YOUR INSTRUCTIONS: Transcribe all the entries word for word, omitting any pictures they contain.

DATASET EXTRACT:
******

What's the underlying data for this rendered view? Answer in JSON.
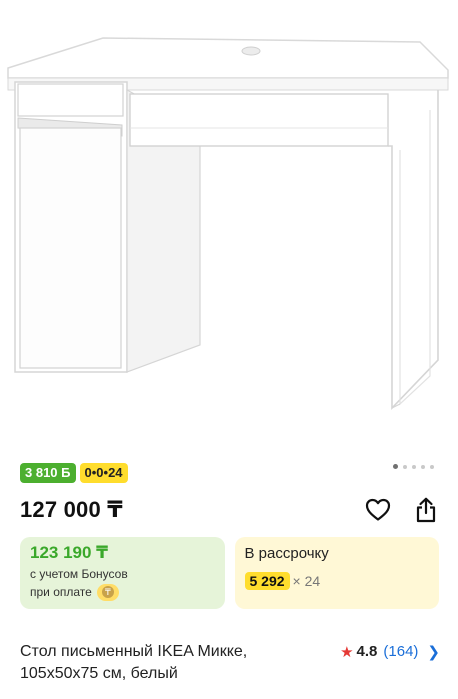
{
  "product": {
    "title_line1": "Стол письменный IKEA Микке,",
    "title_line2": "105x50x75 см, белый",
    "price": "127 000 ₸"
  },
  "badges": {
    "bonus": "3 810 Б",
    "installment": "0•0•24"
  },
  "gallery": {
    "dots": [
      true,
      false,
      false,
      false,
      false
    ]
  },
  "bonus_card": {
    "price": "123 190 ₸",
    "note_line1": "с учетом Бонусов",
    "note_line2": "при оплате"
  },
  "installment_card": {
    "title": "В рассрочку",
    "amount": "5 292",
    "times": "× 24"
  },
  "rating": {
    "value": "4.8",
    "count": "(164)"
  },
  "colors": {
    "bonus_green": "#4caf2f",
    "installment_yellow": "#ffdd2d",
    "rating_star": "#e53935",
    "link_blue": "#1a6ed8"
  },
  "icons": {
    "favorite": "heart-icon",
    "share": "share-icon",
    "rating": "star-icon",
    "more": "chevron-right-icon"
  }
}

******

EXERCISE OUTPUT:
What's the underlying data for this rendered view? Answer in JSON.
{
  "product": {
    "title_line1": "Стол письменный IKEA Микке,",
    "title_line2": "105x50x75 см, белый",
    "price": "127 000 ₸"
  },
  "badges": {
    "bonus": "3 810 Б",
    "installment": "0•0•24"
  },
  "gallery": {
    "dots": [
      true,
      false,
      false,
      false,
      false
    ]
  },
  "bonus_card": {
    "price": "123 190 ₸",
    "note_line1": "с учетом Бонусов",
    "note_line2": "при оплате"
  },
  "installment_card": {
    "title": "В рассрочку",
    "amount": "5 292",
    "times": "× 24"
  },
  "rating": {
    "value": "4.8",
    "count": "(164)"
  },
  "colors": {
    "bonus_green": "#4caf2f",
    "installment_yellow": "#ffdd2d",
    "rating_star": "#e53935",
    "link_blue": "#1a6ed8"
  },
  "icons": {
    "favorite": "heart-icon",
    "share": "share-icon",
    "rating": "star-icon",
    "more": "chevron-right-icon"
  }
}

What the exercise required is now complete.